------ Records shown
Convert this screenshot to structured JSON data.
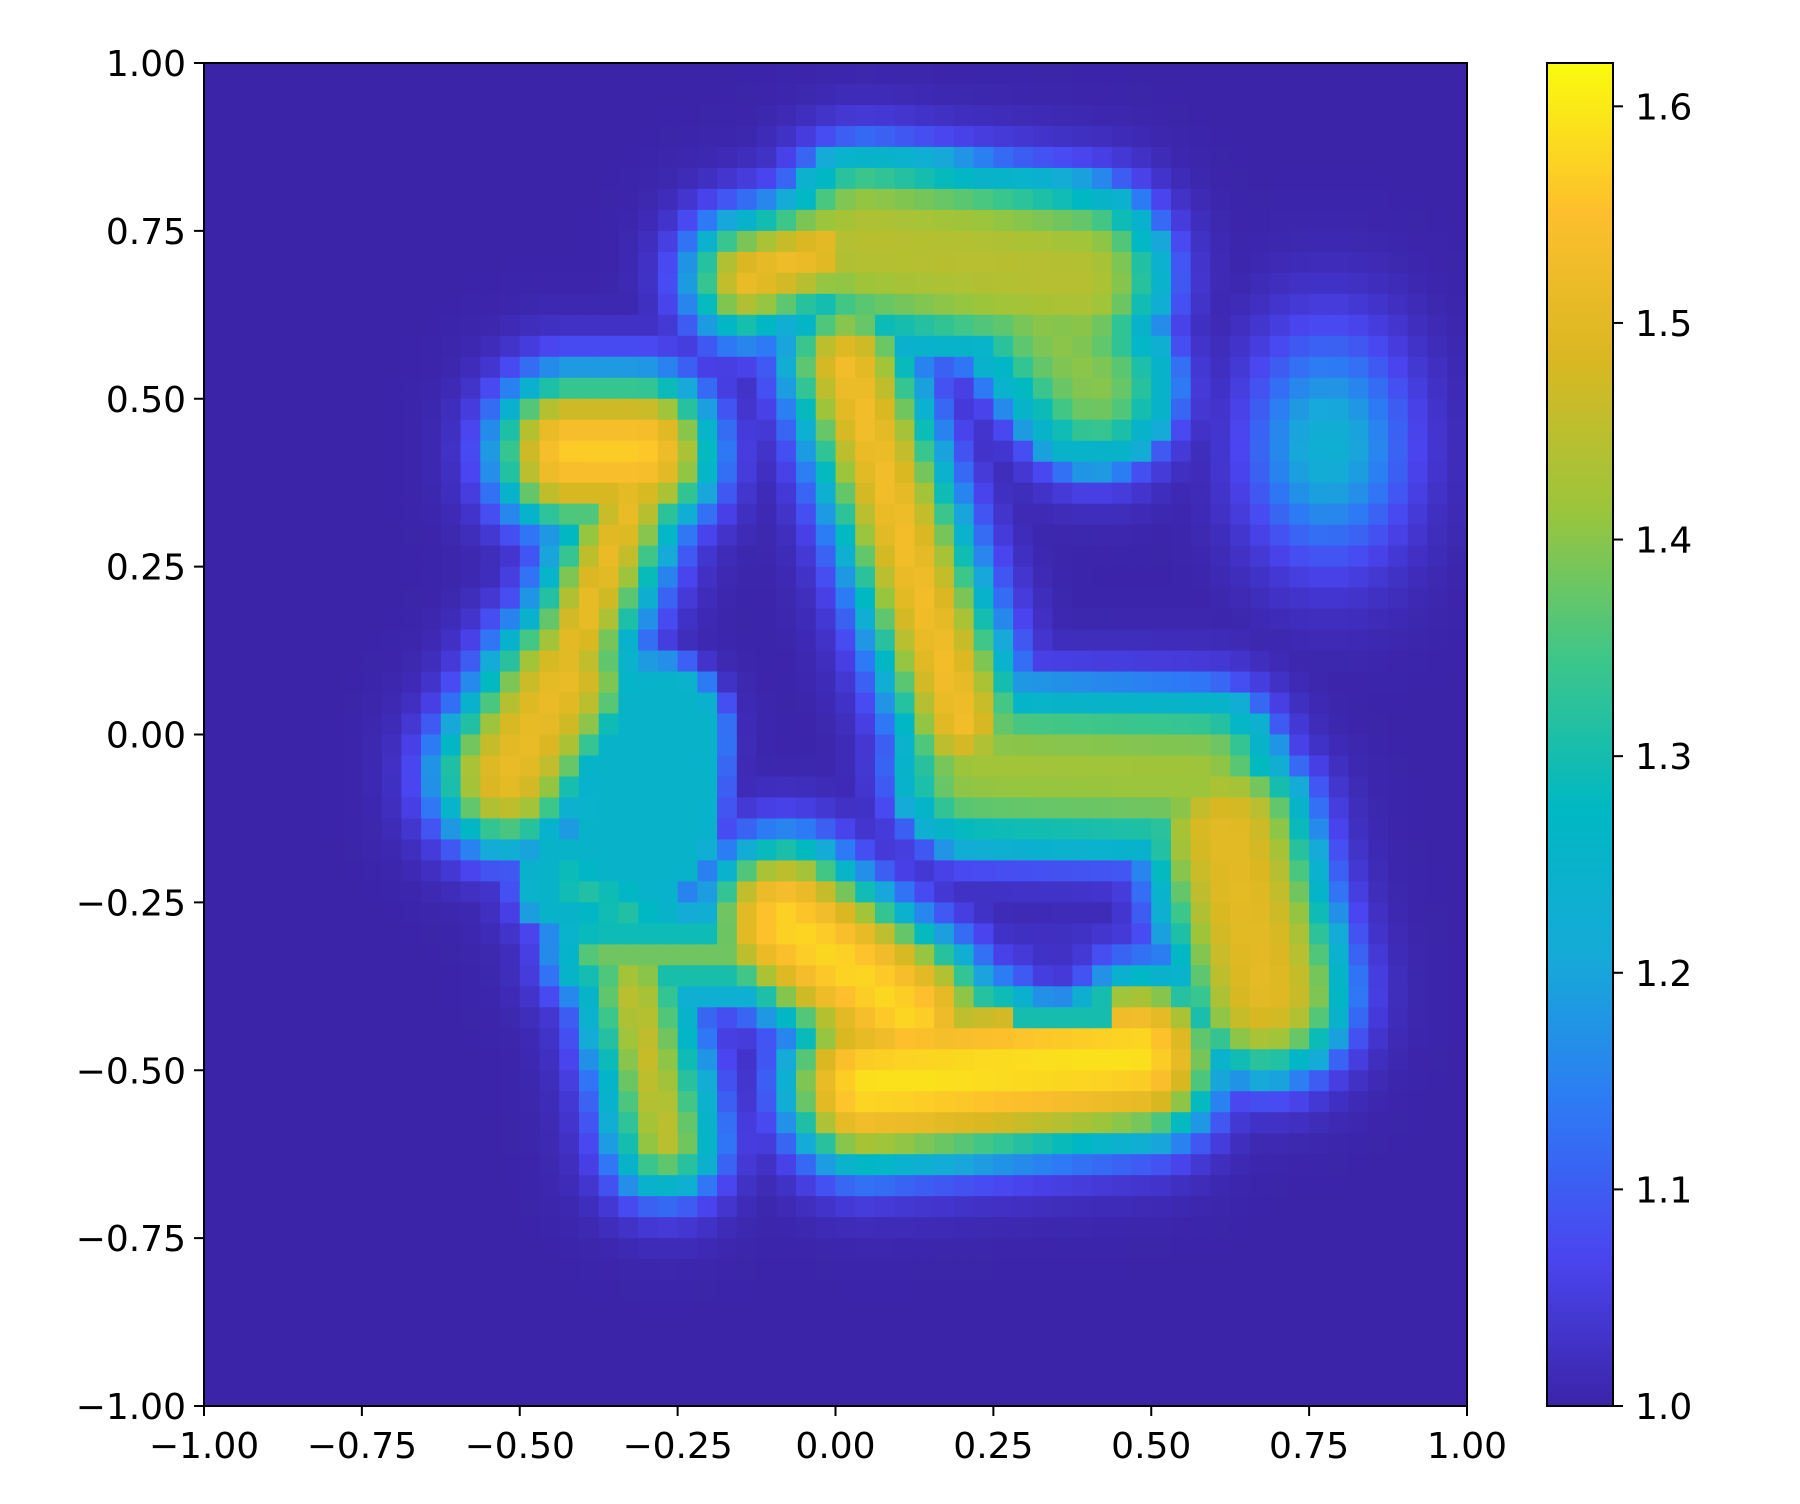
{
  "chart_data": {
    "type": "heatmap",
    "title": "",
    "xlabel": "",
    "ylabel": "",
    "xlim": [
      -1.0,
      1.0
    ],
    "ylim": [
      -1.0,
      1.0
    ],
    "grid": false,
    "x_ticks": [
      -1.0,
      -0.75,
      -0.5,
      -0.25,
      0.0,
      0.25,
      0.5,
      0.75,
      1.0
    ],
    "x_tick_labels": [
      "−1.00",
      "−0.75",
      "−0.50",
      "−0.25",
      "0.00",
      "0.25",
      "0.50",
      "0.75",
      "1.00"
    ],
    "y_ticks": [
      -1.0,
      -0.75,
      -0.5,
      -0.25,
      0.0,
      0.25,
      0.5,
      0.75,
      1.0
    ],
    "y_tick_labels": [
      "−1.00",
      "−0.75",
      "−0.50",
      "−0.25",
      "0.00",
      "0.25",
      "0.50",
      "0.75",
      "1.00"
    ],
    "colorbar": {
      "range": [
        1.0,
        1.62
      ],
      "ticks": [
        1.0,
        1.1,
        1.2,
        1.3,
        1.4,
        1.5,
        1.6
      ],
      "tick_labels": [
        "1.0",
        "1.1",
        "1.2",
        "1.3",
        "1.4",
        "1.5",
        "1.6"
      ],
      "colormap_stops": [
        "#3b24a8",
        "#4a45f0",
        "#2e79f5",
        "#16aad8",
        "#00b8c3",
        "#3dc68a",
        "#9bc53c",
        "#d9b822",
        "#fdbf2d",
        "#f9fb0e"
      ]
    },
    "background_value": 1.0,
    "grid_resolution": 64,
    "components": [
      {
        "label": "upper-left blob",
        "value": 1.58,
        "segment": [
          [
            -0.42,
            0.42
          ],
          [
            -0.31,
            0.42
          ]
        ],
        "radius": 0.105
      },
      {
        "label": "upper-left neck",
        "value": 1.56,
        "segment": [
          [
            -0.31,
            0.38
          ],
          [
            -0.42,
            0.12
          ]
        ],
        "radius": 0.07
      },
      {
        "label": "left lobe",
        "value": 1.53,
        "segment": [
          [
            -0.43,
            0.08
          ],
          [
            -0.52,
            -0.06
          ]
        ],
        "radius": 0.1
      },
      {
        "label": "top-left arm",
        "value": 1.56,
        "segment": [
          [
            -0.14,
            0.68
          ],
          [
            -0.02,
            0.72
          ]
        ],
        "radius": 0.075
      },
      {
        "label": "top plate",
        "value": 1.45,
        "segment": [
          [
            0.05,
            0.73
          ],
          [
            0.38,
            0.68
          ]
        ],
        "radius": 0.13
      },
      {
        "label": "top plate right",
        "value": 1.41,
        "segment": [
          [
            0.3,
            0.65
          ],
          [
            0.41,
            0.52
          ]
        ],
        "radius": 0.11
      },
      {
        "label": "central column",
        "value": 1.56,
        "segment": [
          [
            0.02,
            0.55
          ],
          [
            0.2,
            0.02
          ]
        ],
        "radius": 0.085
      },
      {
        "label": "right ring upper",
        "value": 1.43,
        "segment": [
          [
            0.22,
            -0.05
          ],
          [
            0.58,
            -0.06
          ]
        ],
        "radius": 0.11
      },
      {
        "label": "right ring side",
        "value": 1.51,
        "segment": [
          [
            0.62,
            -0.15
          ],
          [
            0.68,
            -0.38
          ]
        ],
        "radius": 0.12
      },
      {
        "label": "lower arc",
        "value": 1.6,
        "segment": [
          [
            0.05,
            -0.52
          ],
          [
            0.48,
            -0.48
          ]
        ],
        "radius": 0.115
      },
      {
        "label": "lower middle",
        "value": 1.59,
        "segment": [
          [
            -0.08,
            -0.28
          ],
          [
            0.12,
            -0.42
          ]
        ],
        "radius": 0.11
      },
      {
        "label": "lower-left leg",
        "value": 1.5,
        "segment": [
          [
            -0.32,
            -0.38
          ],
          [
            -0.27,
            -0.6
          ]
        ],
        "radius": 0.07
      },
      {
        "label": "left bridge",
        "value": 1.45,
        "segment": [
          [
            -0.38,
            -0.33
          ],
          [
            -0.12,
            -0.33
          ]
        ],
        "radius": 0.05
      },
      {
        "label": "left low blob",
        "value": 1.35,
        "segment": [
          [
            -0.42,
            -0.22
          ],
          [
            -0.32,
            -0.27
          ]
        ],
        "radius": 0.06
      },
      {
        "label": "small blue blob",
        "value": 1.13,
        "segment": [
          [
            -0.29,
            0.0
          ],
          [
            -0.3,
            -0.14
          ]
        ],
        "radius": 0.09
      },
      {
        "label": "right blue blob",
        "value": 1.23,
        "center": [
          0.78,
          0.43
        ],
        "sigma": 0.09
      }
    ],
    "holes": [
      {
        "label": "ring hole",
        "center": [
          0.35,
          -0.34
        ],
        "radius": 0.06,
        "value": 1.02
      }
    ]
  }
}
------------
------ Records shown
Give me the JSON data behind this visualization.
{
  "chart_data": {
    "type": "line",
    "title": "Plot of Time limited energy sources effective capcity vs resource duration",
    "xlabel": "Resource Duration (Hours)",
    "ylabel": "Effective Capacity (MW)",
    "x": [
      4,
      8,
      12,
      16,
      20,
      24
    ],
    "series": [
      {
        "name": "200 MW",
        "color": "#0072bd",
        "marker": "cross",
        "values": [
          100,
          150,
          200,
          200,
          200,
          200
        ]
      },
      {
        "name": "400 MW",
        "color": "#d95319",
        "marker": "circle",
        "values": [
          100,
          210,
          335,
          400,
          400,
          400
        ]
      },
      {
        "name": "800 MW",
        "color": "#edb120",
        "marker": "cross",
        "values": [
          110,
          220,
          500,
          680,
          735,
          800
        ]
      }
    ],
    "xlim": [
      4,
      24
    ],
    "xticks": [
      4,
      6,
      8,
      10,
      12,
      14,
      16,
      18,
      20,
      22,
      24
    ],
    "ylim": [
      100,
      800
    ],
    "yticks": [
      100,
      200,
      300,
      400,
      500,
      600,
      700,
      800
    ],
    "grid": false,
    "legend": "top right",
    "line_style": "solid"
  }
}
------------
### Your task
What is the number of lines in the records that contain the string "title"? Give only that number.

### Written reply
2